Problem requirements:
All lines in the data bearing the string "computer" should be identified and copied.

(Extracted records)
________________________

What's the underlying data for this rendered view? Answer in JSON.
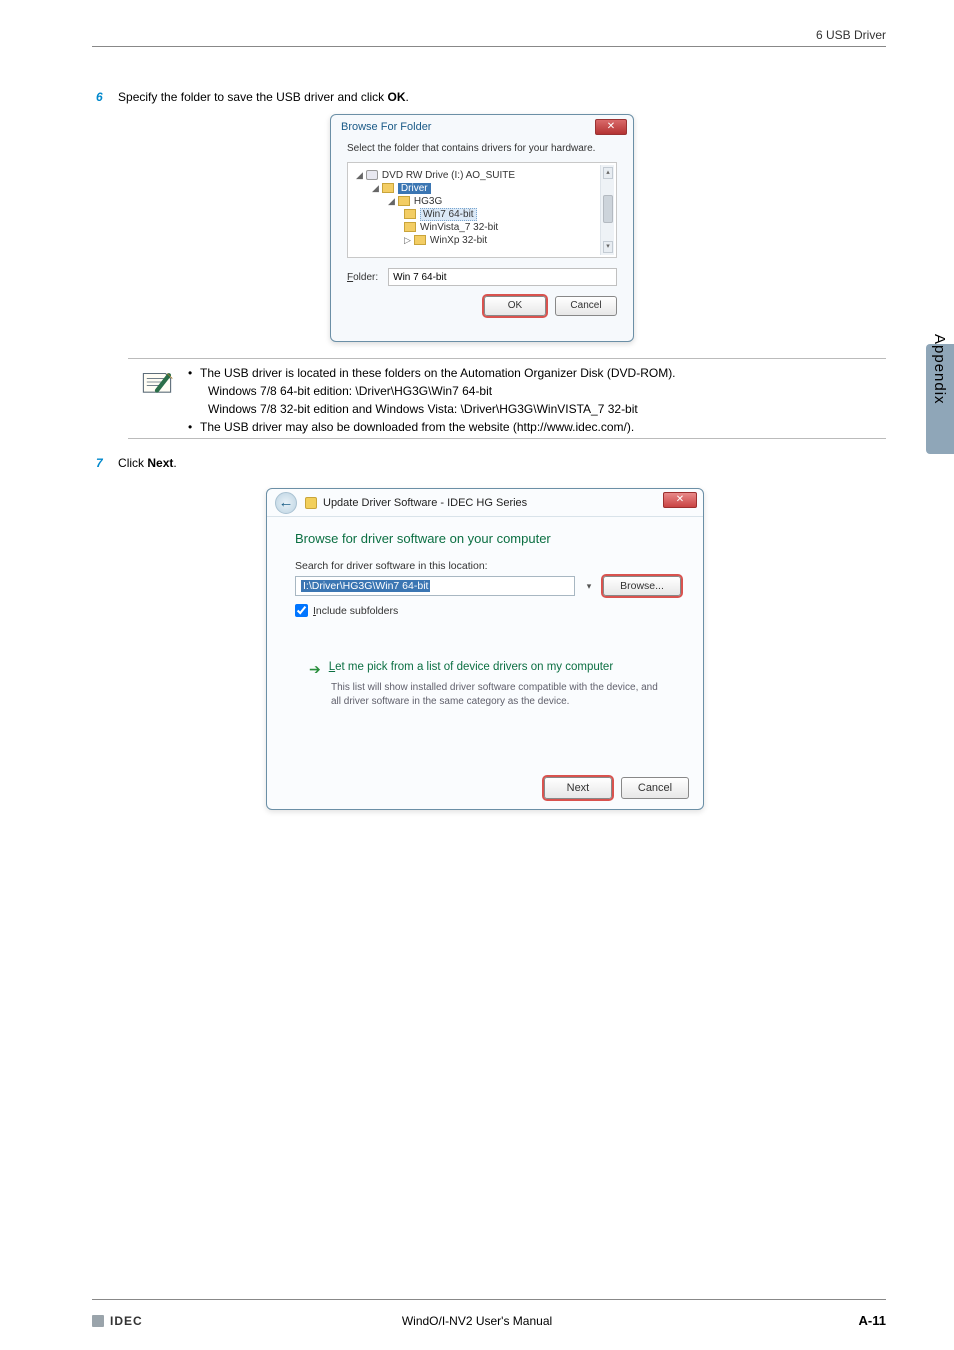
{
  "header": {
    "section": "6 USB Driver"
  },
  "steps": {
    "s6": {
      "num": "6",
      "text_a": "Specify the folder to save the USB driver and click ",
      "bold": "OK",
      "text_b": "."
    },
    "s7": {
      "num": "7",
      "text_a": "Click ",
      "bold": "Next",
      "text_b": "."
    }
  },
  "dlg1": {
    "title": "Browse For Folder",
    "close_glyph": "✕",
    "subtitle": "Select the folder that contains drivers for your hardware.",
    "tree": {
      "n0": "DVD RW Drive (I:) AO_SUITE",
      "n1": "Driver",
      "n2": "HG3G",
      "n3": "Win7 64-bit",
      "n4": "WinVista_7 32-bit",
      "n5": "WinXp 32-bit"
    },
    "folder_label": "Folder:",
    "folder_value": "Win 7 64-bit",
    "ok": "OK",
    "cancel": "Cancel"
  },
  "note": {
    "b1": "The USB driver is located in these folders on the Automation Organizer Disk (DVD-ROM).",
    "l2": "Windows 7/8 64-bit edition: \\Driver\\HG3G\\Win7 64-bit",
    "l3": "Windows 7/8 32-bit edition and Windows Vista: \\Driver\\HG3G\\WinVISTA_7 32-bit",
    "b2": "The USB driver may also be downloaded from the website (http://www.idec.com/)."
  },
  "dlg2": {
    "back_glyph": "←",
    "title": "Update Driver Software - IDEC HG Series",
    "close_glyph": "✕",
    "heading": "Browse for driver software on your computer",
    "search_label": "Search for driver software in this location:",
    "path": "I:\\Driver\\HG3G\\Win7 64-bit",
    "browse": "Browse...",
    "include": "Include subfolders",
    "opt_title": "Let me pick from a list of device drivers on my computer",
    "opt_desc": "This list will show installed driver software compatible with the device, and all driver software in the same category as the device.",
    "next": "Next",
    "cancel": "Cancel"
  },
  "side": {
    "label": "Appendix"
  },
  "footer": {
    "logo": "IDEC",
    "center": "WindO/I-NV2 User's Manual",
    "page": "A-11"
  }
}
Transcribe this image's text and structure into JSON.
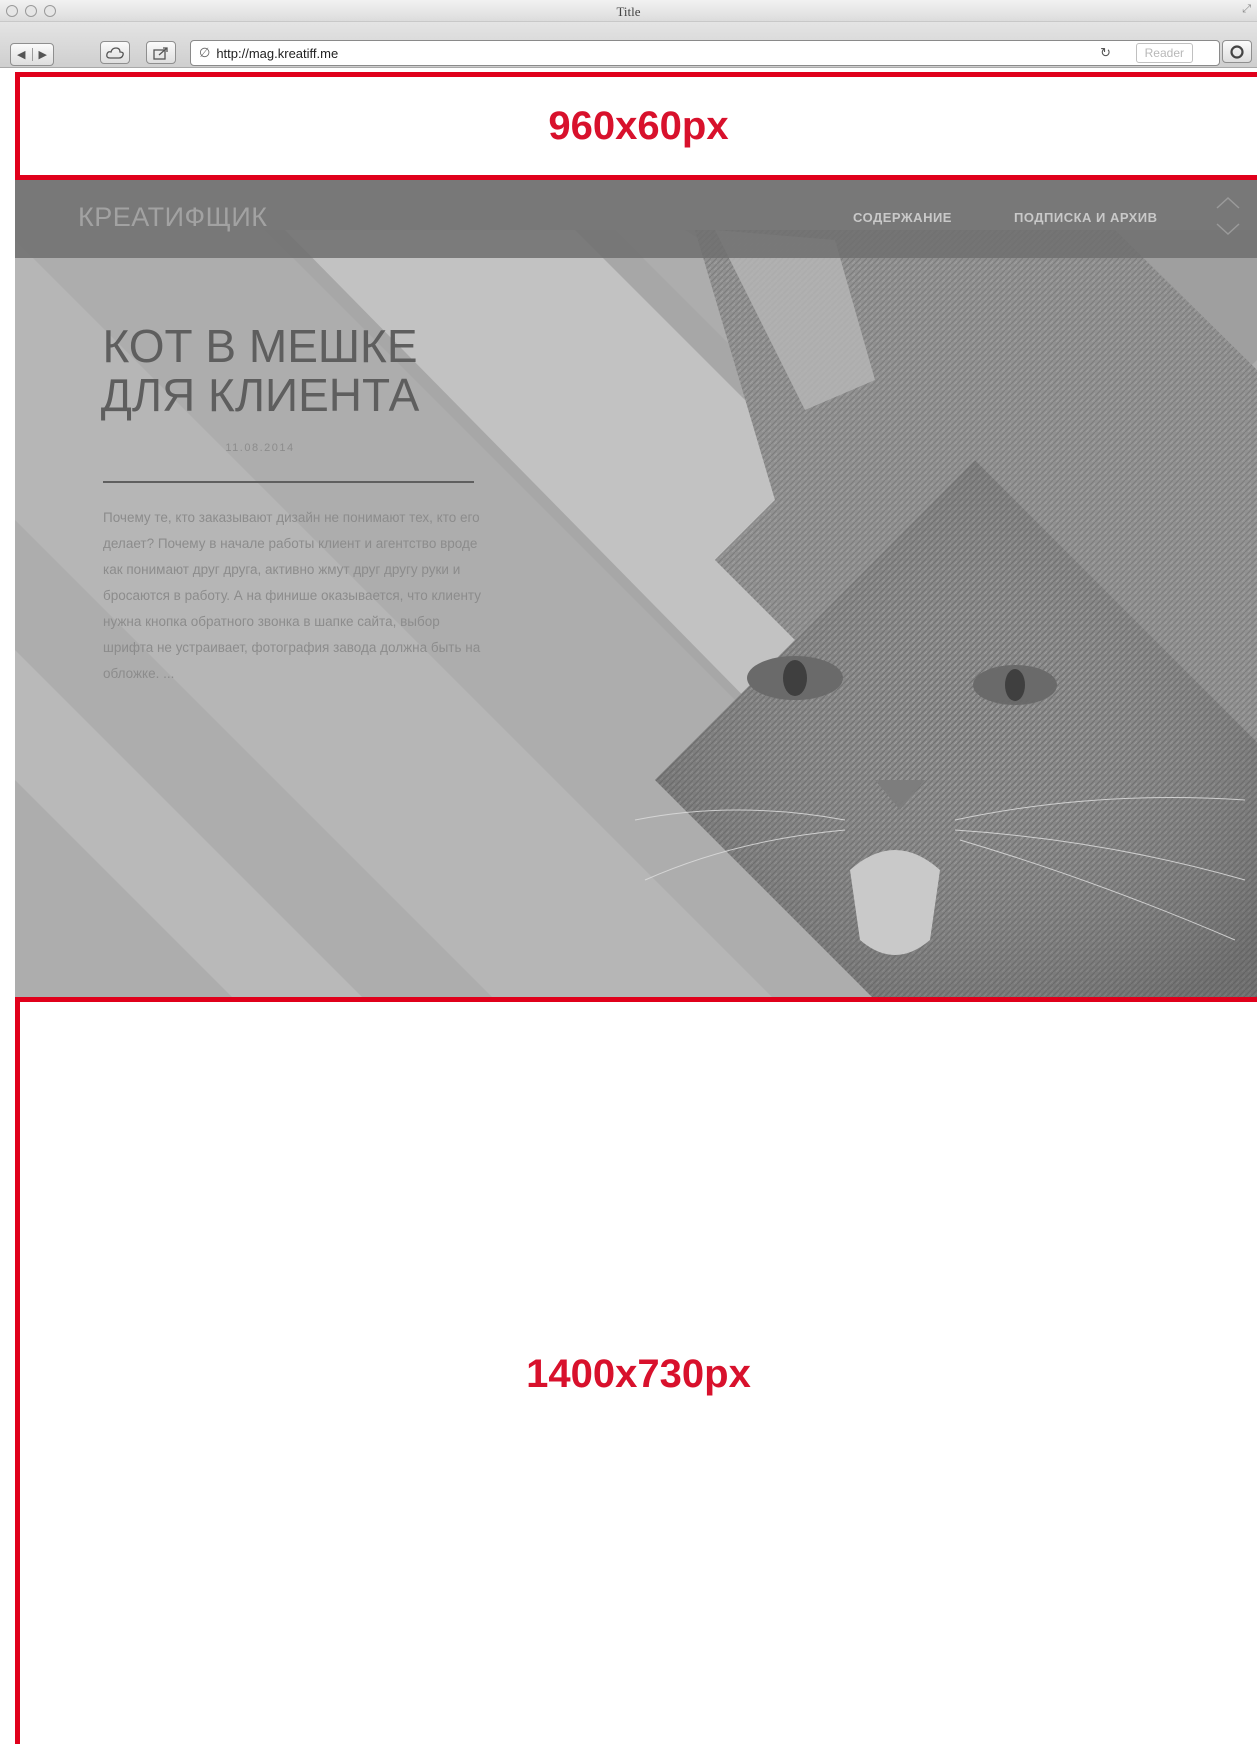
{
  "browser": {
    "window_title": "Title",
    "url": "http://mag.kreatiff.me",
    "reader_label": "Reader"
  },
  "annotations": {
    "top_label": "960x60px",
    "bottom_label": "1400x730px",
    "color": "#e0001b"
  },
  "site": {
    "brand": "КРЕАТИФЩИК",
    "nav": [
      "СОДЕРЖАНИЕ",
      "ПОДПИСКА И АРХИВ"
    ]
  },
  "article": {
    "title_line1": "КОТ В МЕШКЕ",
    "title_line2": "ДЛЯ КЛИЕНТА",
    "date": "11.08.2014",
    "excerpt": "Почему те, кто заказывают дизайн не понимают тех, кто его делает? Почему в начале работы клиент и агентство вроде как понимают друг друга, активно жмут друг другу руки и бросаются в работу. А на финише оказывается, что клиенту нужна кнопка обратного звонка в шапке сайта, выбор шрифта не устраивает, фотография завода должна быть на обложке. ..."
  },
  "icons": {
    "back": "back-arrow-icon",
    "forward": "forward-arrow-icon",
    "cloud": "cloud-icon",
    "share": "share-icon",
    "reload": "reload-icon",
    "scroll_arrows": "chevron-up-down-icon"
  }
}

________________________

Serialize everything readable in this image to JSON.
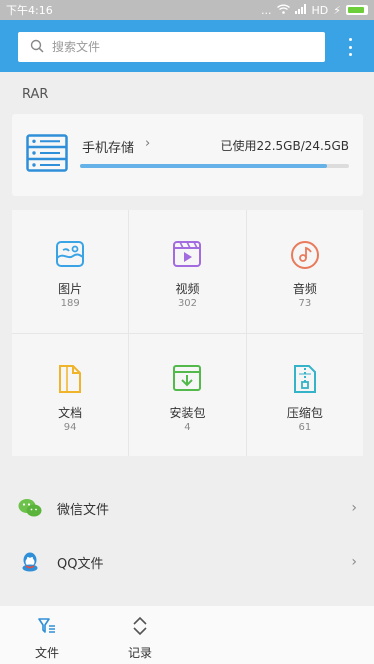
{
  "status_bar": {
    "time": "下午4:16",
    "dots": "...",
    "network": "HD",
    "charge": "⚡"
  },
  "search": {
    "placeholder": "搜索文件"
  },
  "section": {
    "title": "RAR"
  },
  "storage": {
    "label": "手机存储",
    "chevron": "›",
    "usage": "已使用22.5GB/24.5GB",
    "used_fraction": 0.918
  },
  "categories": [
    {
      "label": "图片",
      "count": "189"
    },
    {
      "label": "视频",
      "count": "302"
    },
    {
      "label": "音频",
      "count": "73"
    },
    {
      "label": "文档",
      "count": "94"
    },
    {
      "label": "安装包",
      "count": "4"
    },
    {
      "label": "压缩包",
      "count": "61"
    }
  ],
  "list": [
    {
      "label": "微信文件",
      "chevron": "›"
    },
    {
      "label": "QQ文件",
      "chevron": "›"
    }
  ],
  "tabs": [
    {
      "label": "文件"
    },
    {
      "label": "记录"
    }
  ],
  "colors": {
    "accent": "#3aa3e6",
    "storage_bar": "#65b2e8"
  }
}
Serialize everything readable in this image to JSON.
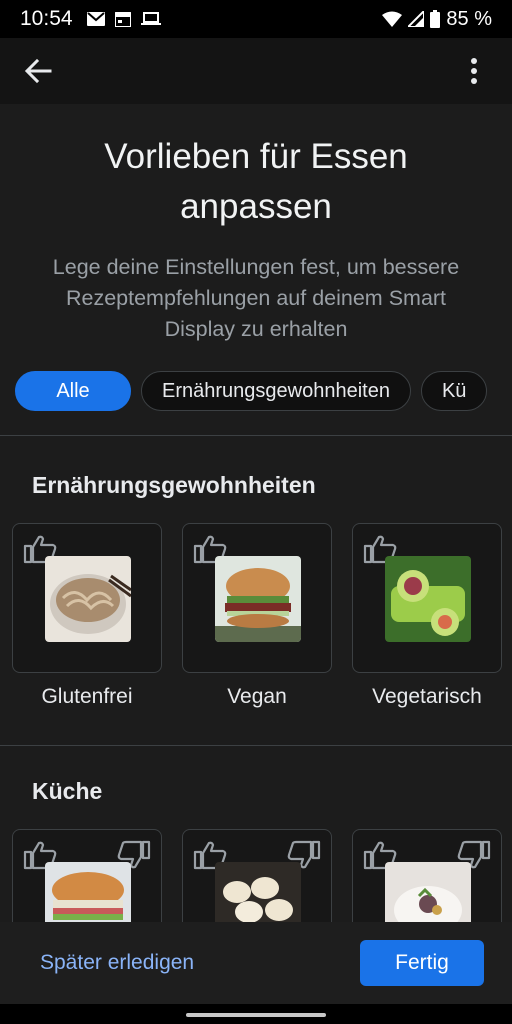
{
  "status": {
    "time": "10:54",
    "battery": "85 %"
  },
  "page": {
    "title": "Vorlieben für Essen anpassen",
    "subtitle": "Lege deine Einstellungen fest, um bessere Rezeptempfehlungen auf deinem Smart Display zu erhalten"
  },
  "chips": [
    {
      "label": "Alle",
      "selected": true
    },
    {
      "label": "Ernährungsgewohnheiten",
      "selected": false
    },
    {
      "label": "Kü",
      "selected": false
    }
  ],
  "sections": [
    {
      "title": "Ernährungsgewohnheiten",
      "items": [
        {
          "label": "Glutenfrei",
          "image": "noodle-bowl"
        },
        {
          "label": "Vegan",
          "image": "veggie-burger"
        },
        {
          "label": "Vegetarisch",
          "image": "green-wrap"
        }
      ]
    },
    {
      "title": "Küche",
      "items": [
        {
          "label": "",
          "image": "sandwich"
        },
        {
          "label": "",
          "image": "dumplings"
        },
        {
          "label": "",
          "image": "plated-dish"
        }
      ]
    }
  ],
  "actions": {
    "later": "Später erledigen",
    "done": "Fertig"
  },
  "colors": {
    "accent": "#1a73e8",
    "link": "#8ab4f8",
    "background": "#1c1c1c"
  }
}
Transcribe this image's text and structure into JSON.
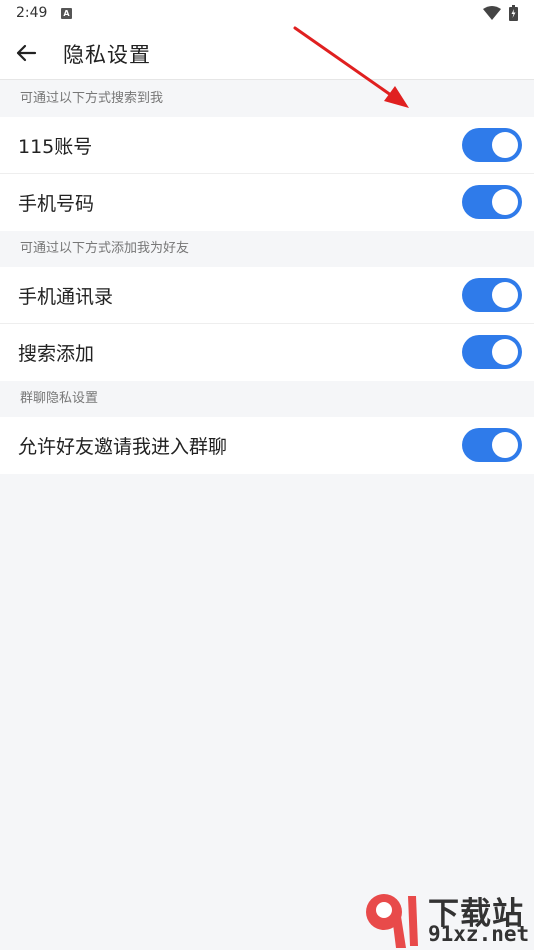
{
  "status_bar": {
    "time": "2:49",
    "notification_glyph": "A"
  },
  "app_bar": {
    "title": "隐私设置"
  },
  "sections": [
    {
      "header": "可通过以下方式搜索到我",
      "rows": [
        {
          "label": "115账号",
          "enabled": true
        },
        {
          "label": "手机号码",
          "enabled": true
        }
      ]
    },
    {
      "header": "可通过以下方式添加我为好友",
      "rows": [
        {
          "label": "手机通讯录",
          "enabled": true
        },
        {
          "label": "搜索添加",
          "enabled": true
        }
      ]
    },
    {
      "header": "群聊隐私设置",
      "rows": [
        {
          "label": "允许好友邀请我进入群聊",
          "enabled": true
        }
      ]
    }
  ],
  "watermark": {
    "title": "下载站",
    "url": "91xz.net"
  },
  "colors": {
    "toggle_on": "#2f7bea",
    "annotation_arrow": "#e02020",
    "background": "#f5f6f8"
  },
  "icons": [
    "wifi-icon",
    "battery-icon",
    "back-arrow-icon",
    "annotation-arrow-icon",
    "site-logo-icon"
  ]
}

________________________

Response:
    "heading": "Browse for driver software on your computer",
    "opt_title": "Let me pick from a list of device drivers on my computer",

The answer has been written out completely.